**GIVEN INSTRUCTION**
Copy every line of the data exactly, leaving nothing out.

(Chart and figure data)
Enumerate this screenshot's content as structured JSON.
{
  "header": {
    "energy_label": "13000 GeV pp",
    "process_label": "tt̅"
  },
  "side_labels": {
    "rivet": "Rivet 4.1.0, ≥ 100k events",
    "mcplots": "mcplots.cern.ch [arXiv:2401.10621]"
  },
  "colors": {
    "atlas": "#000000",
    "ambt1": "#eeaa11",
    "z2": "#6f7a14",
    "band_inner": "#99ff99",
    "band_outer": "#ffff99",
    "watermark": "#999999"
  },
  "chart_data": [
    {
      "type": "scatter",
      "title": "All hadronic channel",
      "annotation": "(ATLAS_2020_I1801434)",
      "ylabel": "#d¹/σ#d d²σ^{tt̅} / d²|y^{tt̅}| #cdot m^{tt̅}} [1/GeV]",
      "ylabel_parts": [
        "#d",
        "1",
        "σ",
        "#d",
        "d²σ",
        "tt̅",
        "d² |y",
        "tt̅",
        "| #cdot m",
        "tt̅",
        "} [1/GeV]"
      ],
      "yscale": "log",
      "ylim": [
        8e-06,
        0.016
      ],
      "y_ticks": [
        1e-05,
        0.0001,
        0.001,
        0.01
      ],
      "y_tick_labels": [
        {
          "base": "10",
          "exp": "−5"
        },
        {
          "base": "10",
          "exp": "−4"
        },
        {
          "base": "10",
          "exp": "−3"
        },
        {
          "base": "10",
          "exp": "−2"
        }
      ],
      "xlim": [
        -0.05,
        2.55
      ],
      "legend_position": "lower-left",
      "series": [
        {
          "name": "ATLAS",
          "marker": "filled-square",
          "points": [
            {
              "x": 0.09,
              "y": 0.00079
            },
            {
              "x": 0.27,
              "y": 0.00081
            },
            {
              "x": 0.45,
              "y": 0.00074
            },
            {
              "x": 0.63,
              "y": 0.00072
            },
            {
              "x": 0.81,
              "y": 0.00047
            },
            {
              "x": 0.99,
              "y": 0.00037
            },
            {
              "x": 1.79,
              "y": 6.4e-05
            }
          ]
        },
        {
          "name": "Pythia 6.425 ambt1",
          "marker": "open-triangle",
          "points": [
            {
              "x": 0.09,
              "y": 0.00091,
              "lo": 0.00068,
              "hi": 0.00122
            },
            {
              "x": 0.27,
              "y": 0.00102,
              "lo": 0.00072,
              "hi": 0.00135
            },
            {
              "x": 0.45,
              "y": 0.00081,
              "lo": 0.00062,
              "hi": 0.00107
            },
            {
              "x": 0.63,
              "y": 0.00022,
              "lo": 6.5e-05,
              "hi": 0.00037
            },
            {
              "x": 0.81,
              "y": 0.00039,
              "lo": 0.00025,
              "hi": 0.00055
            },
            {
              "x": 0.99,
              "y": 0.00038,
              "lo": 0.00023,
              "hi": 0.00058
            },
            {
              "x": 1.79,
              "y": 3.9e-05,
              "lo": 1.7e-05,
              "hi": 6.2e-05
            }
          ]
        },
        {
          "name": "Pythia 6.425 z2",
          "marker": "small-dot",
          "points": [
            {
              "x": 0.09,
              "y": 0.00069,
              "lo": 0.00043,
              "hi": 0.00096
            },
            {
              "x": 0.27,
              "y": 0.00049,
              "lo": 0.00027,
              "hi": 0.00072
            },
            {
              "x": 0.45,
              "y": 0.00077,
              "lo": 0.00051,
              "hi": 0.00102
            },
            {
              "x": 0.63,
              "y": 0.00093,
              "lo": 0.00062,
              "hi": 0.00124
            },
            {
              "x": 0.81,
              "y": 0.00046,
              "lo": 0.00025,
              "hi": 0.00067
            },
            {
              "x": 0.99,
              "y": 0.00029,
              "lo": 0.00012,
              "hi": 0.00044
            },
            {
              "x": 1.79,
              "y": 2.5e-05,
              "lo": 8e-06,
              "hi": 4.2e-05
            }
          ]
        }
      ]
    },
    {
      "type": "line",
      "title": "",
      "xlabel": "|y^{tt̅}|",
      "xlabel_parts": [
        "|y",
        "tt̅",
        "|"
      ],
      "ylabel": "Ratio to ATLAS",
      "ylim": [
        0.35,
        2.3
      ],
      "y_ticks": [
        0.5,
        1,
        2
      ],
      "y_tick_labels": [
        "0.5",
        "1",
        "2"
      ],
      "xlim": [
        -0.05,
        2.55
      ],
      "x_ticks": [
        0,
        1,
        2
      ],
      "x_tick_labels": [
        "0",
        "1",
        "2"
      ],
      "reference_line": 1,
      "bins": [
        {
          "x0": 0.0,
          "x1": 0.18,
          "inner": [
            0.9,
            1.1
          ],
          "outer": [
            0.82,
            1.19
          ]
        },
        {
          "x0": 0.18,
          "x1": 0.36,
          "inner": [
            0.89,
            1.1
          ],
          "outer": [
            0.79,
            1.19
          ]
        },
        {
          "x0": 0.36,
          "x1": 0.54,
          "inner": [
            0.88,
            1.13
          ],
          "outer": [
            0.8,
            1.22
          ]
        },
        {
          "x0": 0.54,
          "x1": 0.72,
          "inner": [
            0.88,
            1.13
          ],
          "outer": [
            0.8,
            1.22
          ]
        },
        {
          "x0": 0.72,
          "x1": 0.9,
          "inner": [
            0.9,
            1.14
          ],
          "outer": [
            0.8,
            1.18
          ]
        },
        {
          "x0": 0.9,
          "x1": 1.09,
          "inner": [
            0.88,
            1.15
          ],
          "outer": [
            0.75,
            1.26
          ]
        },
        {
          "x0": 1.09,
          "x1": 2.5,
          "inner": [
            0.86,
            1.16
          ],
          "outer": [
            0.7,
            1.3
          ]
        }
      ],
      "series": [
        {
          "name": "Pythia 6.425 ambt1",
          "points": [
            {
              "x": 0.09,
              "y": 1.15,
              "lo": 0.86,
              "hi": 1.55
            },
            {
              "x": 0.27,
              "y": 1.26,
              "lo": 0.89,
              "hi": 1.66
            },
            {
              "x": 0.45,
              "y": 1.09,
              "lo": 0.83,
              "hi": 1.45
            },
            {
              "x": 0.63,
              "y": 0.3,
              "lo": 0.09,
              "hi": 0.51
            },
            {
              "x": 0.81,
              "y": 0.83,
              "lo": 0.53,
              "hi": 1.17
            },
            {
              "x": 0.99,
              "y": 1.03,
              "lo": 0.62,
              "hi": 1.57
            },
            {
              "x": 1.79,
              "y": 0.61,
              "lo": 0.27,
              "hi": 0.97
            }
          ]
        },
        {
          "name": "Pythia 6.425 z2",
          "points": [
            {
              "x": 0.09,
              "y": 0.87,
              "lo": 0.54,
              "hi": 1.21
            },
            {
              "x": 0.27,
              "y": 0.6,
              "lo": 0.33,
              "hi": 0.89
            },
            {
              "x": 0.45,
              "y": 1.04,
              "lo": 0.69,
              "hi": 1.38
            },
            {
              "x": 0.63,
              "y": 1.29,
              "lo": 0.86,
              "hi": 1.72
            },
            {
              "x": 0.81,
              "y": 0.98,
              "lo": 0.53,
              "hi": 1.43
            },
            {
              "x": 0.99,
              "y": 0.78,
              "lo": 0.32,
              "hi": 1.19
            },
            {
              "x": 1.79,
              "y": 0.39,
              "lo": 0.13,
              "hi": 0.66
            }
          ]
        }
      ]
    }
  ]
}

**RESPONSE**
Enumerate this screenshot's content as structured JSON.
{
  "header": {
    "energy_label": "13000 GeV pp",
    "process_label": "tt̅"
  },
  "side_labels": {
    "rivet": "Rivet 4.1.0, ≥ 100k events",
    "mcplots": "mcplots.cern.ch [arXiv:2401.10621]"
  },
  "colors": {
    "atlas": "#000000",
    "ambt1": "#eeaa11",
    "z2": "#6f7a14",
    "band_inner": "#99ff99",
    "band_outer": "#ffff99",
    "watermark": "#999999"
  },
  "chart_data": [
    {
      "type": "scatter",
      "title": "All hadronic channel",
      "annotation": "(ATLAS_2020_I1801434)",
      "ylabel": "#d¹/σ#d d²σ^{tt̅} / d²|y^{tt̅}| #cdot m^{tt̅}} [1/GeV]",
      "ylabel_parts": [
        "#d",
        "1",
        "σ",
        "#d",
        "d²σ",
        "tt̅",
        "d² |y",
        "tt̅",
        "| #cdot m",
        "tt̅",
        "} [1/GeV]"
      ],
      "yscale": "log",
      "ylim": [
        8e-06,
        0.016
      ],
      "y_ticks": [
        1e-05,
        0.0001,
        0.001,
        0.01
      ],
      "y_tick_labels": [
        {
          "base": "10",
          "exp": "−5"
        },
        {
          "base": "10",
          "exp": "−4"
        },
        {
          "base": "10",
          "exp": "−3"
        },
        {
          "base": "10",
          "exp": "−2"
        }
      ],
      "xlim": [
        -0.05,
        2.55
      ],
      "legend_position": "lower-left",
      "series": [
        {
          "name": "ATLAS",
          "marker": "filled-square",
          "points": [
            {
              "x": 0.09,
              "y": 0.00079
            },
            {
              "x": 0.27,
              "y": 0.00081
            },
            {
              "x": 0.45,
              "y": 0.00074
            },
            {
              "x": 0.63,
              "y": 0.00072
            },
            {
              "x": 0.81,
              "y": 0.00047
            },
            {
              "x": 0.99,
              "y": 0.00037
            },
            {
              "x": 1.79,
              "y": 6.4e-05
            }
          ]
        },
        {
          "name": "Pythia 6.425 ambt1",
          "marker": "open-triangle",
          "points": [
            {
              "x": 0.09,
              "y": 0.00091,
              "lo": 0.00068,
              "hi": 0.00122
            },
            {
              "x": 0.27,
              "y": 0.00102,
              "lo": 0.00072,
              "hi": 0.00135
            },
            {
              "x": 0.45,
              "y": 0.00081,
              "lo": 0.00062,
              "hi": 0.00107
            },
            {
              "x": 0.63,
              "y": 0.00022,
              "lo": 6.5e-05,
              "hi": 0.00037
            },
            {
              "x": 0.81,
              "y": 0.00039,
              "lo": 0.00025,
              "hi": 0.00055
            },
            {
              "x": 0.99,
              "y": 0.00038,
              "lo": 0.00023,
              "hi": 0.00058
            },
            {
              "x": 1.79,
              "y": 3.9e-05,
              "lo": 1.7e-05,
              "hi": 6.2e-05
            }
          ]
        },
        {
          "name": "Pythia 6.425 z2",
          "marker": "small-dot",
          "points": [
            {
              "x": 0.09,
              "y": 0.00069,
              "lo": 0.00043,
              "hi": 0.00096
            },
            {
              "x": 0.27,
              "y": 0.00049,
              "lo": 0.00027,
              "hi": 0.00072
            },
            {
              "x": 0.45,
              "y": 0.00077,
              "lo": 0.00051,
              "hi": 0.00102
            },
            {
              "x": 0.63,
              "y": 0.00093,
              "lo": 0.00062,
              "hi": 0.00124
            },
            {
              "x": 0.81,
              "y": 0.00046,
              "lo": 0.00025,
              "hi": 0.00067
            },
            {
              "x": 0.99,
              "y": 0.00029,
              "lo": 0.00012,
              "hi": 0.00044
            },
            {
              "x": 1.79,
              "y": 2.5e-05,
              "lo": 8e-06,
              "hi": 4.2e-05
            }
          ]
        }
      ]
    },
    {
      "type": "line",
      "title": "",
      "xlabel": "|y^{tt̅}|",
      "xlabel_parts": [
        "|y",
        "tt̅",
        "|"
      ],
      "ylabel": "Ratio to ATLAS",
      "ylim": [
        0.35,
        2.3
      ],
      "y_ticks": [
        0.5,
        1,
        2
      ],
      "y_tick_labels": [
        "0.5",
        "1",
        "2"
      ],
      "xlim": [
        -0.05,
        2.55
      ],
      "x_ticks": [
        0,
        1,
        2
      ],
      "x_tick_labels": [
        "0",
        "1",
        "2"
      ],
      "reference_line": 1,
      "bins": [
        {
          "x0": 0.0,
          "x1": 0.18,
          "inner": [
            0.9,
            1.1
          ],
          "outer": [
            0.82,
            1.19
          ]
        },
        {
          "x0": 0.18,
          "x1": 0.36,
          "inner": [
            0.89,
            1.1
          ],
          "outer": [
            0.79,
            1.19
          ]
        },
        {
          "x0": 0.36,
          "x1": 0.54,
          "inner": [
            0.88,
            1.13
          ],
          "outer": [
            0.8,
            1.22
          ]
        },
        {
          "x0": 0.54,
          "x1": 0.72,
          "inner": [
            0.88,
            1.13
          ],
          "outer": [
            0.8,
            1.22
          ]
        },
        {
          "x0": 0.72,
          "x1": 0.9,
          "inner": [
            0.9,
            1.14
          ],
          "outer": [
            0.8,
            1.18
          ]
        },
        {
          "x0": 0.9,
          "x1": 1.09,
          "inner": [
            0.88,
            1.15
          ],
          "outer": [
            0.75,
            1.26
          ]
        },
        {
          "x0": 1.09,
          "x1": 2.5,
          "inner": [
            0.86,
            1.16
          ],
          "outer": [
            0.7,
            1.3
          ]
        }
      ],
      "series": [
        {
          "name": "Pythia 6.425 ambt1",
          "points": [
            {
              "x": 0.09,
              "y": 1.15,
              "lo": 0.86,
              "hi": 1.55
            },
            {
              "x": 0.27,
              "y": 1.26,
              "lo": 0.89,
              "hi": 1.66
            },
            {
              "x": 0.45,
              "y": 1.09,
              "lo": 0.83,
              "hi": 1.45
            },
            {
              "x": 0.63,
              "y": 0.3,
              "lo": 0.09,
              "hi": 0.51
            },
            {
              "x": 0.81,
              "y": 0.83,
              "lo": 0.53,
              "hi": 1.17
            },
            {
              "x": 0.99,
              "y": 1.03,
              "lo": 0.62,
              "hi": 1.57
            },
            {
              "x": 1.79,
              "y": 0.61,
              "lo": 0.27,
              "hi": 0.97
            }
          ]
        },
        {
          "name": "Pythia 6.425 z2",
          "points": [
            {
              "x": 0.09,
              "y": 0.87,
              "lo": 0.54,
              "hi": 1.21
            },
            {
              "x": 0.27,
              "y": 0.6,
              "lo": 0.33,
              "hi": 0.89
            },
            {
              "x": 0.45,
              "y": 1.04,
              "lo": 0.69,
              "hi": 1.38
            },
            {
              "x": 0.63,
              "y": 1.29,
              "lo": 0.86,
              "hi": 1.72
            },
            {
              "x": 0.81,
              "y": 0.98,
              "lo": 0.53,
              "hi": 1.43
            },
            {
              "x": 0.99,
              "y": 0.78,
              "lo": 0.32,
              "hi": 1.19
            },
            {
              "x": 1.79,
              "y": 0.39,
              "lo": 0.13,
              "hi": 0.66
            }
          ]
        }
      ]
    }
  ]
}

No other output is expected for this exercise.